====== Task material

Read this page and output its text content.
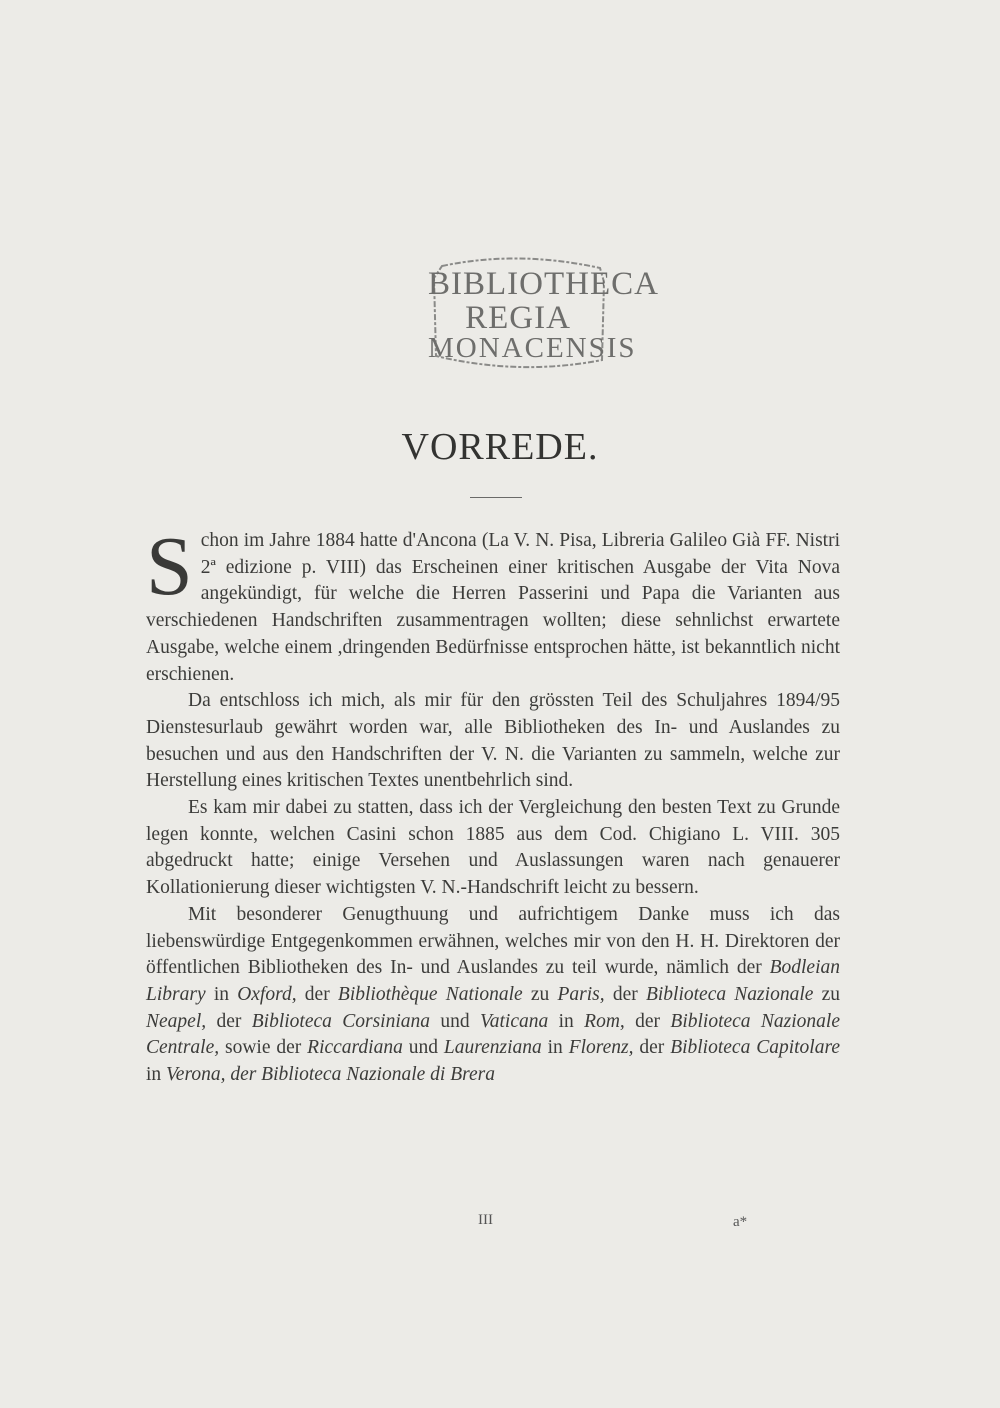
BIBLIOTHECA
REGIA
MONACENSIS
VORREDE.

Schon im Jahre 1884 hatte d'Ancona (La V. N. Pisa, Libreria Galileo Già FF. Nistri 2ª edizione p. VIII) das Erscheinen einer kritischen Ausgabe der Vita Nova angekündigt, für welche die Herren Passerini und Papa die Varianten aus verschiedenen Handschriften zusammentragen wollten; diese sehnlichst erwartete Ausgabe, welche einem ,dringenden Bedürfnisse entsprochen hätte, ist bekanntlich nicht erschienen.

Da entschloss ich mich, als mir für den grössten Teil des Schuljahres 1894/95 Dienstesurlaub gewährt worden war, alle Bibliotheken des In- und Auslandes zu besuchen und aus den Handschriften der V. N. die Varianten zu sammeln, welche zur Herstellung eines kritischen Textes unentbehrlich sind.

Es kam mir dabei zu statten, dass ich der Vergleichung den besten Text zu Grunde legen konnte, welchen Casini schon 1885 aus dem Cod. Chigiano L. VIII. 305 abgedruckt hatte; einige Versehen und Auslassungen waren nach genauerer Kollationierung dieser wichtigsten V. N.-Handschrift leicht zu bessern.

Mit besonderer Genugthuung und aufrichtigem Danke muss ich das liebenswürdige Entgegenkommen erwähnen, welches mir von den H. H. Direktoren der öffentlichen Bibliotheken des In- und Auslandes zu teil wurde, nämlich der Bodleian Library in Oxford, der Bibliothèque Nationale zu Paris, der Biblioteca Nazionale zu Neapel, der Biblioteca Corsiniana und Vaticana in Rom, der Biblioteca Nazionale Centrale, sowie der Riccardiana und Laurenziana in Florenz, der Biblioteca Capitolare in Verona, der Biblioteca Nazionale di Brera

III	a*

============

- Exercise requirements
Quote the preceding listing precisely and completely, omitting its images.

- Answer
Read this page and output its text content.
BIBLIOTHECA
REGIA
MONACENSIS
VORREDE.

Schon im Jahre 1884 hatte d'Ancona (La V. N. Pisa, Libreria Galileo Già FF. Nistri 2ª edizione p. VIII) das Erscheinen einer kritischen Ausgabe der Vita Nova angekündigt, für welche die Herren Passerini und Papa die Varianten aus verschiedenen Handschriften zusammentragen wollten; diese sehnlichst erwartete Ausgabe, welche einem ,dringenden Bedürfnisse entsprochen hätte, ist bekanntlich nicht erschienen.

Da entschloss ich mich, als mir für den grössten Teil des Schuljahres 1894/95 Dienstesurlaub gewährt worden war, alle Bibliotheken des In- und Auslandes zu besuchen und aus den Handschriften der V. N. die Varianten zu sammeln, welche zur Herstellung eines kritischen Textes unentbehrlich sind.

Es kam mir dabei zu statten, dass ich der Vergleichung den besten Text zu Grunde legen konnte, welchen Casini schon 1885 aus dem Cod. Chigiano L. VIII. 305 abgedruckt hatte; einige Versehen und Auslassungen waren nach genauerer Kollationierung dieser wichtigsten V. N.-Handschrift leicht zu bessern.

Mit besonderer Genugthuung und aufrichtigem Danke muss ich das liebenswürdige Entgegenkommen erwähnen, welches mir von den H. H. Direktoren der öffentlichen Bibliotheken des In- und Auslandes zu teil wurde, nämlich der Bodleian Library in Oxford, der Bibliothèque Nationale zu Paris, der Biblioteca Nazionale zu Neapel, der Biblioteca Corsiniana und Vaticana in Rom, der Biblioteca Nazionale Centrale, sowie der Riccardiana und Laurenziana in Florenz, der Biblioteca Capitolare in Verona, der Biblioteca Nazionale di Brera

III	a*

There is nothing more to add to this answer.